State how many lines of the listing below include the word "this". Give only the number.

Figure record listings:
┌────────

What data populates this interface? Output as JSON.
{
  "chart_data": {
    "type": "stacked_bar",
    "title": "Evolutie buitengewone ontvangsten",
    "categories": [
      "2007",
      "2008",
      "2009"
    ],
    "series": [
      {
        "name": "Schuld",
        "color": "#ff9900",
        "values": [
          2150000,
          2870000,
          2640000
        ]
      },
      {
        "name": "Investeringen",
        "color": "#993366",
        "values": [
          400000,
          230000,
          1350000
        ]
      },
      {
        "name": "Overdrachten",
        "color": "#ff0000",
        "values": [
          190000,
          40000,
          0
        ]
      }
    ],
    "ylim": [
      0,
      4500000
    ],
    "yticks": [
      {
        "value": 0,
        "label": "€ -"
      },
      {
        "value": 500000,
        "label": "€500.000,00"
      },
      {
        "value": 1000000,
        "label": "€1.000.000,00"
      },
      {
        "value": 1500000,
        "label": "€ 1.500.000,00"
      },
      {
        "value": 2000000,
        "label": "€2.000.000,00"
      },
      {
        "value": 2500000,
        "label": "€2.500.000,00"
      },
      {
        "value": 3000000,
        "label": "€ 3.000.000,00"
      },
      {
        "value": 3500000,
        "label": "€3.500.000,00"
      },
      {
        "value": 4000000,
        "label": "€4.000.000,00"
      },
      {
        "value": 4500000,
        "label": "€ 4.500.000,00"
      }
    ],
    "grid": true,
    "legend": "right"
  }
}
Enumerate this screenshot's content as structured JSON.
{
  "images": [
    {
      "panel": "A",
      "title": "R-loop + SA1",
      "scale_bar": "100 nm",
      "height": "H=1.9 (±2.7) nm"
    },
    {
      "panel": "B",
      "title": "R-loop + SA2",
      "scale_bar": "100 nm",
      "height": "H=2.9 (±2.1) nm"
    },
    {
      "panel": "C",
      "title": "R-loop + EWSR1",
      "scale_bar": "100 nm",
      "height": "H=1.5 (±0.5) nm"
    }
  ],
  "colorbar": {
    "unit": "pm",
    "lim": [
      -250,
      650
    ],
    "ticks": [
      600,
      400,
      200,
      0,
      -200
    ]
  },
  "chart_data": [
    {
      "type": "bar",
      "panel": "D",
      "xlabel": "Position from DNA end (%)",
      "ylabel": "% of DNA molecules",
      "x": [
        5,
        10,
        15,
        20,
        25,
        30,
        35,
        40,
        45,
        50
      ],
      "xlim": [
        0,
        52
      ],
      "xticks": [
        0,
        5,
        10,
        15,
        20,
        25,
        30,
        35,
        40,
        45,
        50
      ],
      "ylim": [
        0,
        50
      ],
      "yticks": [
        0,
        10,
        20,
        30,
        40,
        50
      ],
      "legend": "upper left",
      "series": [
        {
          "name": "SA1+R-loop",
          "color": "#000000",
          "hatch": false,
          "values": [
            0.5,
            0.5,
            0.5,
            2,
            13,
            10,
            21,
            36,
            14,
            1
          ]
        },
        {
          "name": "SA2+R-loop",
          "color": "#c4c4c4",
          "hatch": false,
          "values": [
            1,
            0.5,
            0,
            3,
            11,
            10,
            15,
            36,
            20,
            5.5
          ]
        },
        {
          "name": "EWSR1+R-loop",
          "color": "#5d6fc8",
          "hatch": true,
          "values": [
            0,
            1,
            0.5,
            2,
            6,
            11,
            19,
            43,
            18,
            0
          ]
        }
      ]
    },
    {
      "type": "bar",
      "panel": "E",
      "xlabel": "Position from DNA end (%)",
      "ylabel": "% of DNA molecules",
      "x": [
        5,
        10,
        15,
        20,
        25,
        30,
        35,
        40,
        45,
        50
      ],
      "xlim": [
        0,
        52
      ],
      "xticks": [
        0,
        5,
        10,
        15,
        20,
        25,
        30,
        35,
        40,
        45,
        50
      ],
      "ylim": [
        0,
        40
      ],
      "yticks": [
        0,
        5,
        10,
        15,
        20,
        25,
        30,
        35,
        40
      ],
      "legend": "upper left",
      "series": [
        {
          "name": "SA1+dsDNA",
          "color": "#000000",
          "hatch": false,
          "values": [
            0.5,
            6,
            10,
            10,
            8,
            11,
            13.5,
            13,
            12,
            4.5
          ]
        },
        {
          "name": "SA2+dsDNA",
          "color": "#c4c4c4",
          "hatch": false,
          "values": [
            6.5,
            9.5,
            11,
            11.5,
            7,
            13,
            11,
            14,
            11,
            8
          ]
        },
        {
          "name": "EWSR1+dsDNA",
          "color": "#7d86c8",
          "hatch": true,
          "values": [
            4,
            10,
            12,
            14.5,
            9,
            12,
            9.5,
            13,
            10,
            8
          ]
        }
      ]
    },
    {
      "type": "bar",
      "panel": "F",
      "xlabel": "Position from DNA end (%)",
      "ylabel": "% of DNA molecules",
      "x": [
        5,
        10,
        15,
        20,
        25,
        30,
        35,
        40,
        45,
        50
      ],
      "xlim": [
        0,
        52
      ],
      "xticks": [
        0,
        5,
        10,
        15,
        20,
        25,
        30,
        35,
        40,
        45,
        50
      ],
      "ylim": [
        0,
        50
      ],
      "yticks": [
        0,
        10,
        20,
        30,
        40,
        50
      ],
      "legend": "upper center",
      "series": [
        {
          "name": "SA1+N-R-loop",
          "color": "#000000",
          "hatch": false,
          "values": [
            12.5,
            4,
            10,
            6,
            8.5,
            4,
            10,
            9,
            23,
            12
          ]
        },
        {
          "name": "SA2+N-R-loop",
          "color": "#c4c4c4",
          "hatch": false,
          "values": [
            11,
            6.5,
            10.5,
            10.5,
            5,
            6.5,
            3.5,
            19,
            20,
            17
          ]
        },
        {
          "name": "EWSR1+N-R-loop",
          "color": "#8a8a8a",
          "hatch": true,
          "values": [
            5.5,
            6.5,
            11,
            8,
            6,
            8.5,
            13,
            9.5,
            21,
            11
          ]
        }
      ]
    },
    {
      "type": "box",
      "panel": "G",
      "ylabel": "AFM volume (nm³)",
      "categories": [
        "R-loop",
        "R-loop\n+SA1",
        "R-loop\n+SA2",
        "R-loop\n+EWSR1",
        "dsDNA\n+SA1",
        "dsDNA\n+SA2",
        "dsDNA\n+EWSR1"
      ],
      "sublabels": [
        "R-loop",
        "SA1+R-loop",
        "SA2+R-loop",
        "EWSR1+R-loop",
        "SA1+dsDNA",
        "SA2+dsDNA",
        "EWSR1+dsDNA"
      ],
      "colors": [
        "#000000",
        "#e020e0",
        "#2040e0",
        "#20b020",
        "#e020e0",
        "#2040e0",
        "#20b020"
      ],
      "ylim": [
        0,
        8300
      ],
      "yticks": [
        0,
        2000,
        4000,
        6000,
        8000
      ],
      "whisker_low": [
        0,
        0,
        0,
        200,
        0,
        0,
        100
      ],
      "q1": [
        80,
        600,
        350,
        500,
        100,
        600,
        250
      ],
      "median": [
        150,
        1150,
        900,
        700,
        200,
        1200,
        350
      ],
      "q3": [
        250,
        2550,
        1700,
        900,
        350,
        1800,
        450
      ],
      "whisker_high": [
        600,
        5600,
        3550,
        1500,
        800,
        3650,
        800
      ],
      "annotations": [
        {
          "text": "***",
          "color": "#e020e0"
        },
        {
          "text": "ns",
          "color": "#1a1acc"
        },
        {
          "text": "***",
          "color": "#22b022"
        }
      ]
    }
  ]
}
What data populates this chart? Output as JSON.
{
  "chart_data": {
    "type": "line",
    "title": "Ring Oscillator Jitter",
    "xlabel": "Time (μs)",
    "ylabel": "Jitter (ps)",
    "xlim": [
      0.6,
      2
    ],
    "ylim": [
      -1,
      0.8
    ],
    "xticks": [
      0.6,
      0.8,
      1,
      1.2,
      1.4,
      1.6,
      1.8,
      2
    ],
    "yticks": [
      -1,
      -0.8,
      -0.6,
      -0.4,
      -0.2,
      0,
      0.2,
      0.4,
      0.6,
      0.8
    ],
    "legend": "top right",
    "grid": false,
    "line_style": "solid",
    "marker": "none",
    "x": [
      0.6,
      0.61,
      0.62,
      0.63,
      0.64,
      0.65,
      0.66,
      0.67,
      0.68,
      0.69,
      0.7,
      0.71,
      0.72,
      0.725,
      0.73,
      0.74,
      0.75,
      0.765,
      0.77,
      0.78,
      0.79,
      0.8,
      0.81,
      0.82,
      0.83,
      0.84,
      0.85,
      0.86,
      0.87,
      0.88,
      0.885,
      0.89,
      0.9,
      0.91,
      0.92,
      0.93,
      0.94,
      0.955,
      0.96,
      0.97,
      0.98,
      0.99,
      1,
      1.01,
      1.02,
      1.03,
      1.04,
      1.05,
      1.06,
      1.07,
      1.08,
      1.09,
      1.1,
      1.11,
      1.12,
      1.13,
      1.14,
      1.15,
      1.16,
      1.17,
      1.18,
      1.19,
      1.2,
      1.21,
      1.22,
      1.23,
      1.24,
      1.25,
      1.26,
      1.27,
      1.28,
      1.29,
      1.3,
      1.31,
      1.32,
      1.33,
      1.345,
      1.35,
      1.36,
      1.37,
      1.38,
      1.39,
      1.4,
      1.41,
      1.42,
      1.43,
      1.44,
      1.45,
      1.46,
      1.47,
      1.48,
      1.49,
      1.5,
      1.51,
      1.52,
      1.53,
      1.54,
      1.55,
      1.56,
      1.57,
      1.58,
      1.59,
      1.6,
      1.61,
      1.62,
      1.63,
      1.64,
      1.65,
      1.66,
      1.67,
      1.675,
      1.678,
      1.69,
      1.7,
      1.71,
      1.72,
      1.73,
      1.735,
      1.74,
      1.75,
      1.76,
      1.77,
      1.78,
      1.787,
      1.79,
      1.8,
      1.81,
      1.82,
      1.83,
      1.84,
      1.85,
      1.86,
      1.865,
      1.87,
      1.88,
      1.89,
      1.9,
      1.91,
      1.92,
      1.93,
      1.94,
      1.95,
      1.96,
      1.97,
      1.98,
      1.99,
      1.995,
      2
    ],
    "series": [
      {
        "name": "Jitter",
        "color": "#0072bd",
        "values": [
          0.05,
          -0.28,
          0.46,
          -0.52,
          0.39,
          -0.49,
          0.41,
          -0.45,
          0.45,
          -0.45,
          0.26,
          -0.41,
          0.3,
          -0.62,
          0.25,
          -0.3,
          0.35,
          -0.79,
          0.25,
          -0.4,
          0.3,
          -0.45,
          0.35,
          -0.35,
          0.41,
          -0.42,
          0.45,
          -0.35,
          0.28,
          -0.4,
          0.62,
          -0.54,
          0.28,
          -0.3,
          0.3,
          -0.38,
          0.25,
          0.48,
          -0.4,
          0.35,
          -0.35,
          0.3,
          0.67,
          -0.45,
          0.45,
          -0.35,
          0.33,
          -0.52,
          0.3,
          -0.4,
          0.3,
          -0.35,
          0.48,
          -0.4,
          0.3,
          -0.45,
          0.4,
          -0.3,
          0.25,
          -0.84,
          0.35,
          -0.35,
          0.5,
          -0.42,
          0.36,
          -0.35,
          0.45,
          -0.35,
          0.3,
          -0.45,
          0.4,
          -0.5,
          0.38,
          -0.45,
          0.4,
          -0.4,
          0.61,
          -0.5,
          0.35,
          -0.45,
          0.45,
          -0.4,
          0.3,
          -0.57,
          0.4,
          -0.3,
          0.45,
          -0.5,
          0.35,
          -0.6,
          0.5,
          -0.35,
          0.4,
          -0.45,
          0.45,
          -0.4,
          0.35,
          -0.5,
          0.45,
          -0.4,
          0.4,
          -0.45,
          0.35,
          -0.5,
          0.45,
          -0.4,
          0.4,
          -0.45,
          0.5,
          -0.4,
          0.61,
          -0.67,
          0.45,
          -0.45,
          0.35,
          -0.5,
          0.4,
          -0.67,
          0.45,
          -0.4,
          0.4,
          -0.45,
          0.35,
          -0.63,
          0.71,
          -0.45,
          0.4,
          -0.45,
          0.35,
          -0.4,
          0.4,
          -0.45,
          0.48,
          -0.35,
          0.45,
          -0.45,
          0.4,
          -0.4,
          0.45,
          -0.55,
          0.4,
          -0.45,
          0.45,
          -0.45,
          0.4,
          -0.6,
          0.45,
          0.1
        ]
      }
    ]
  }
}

└────────

Finished exercise: 3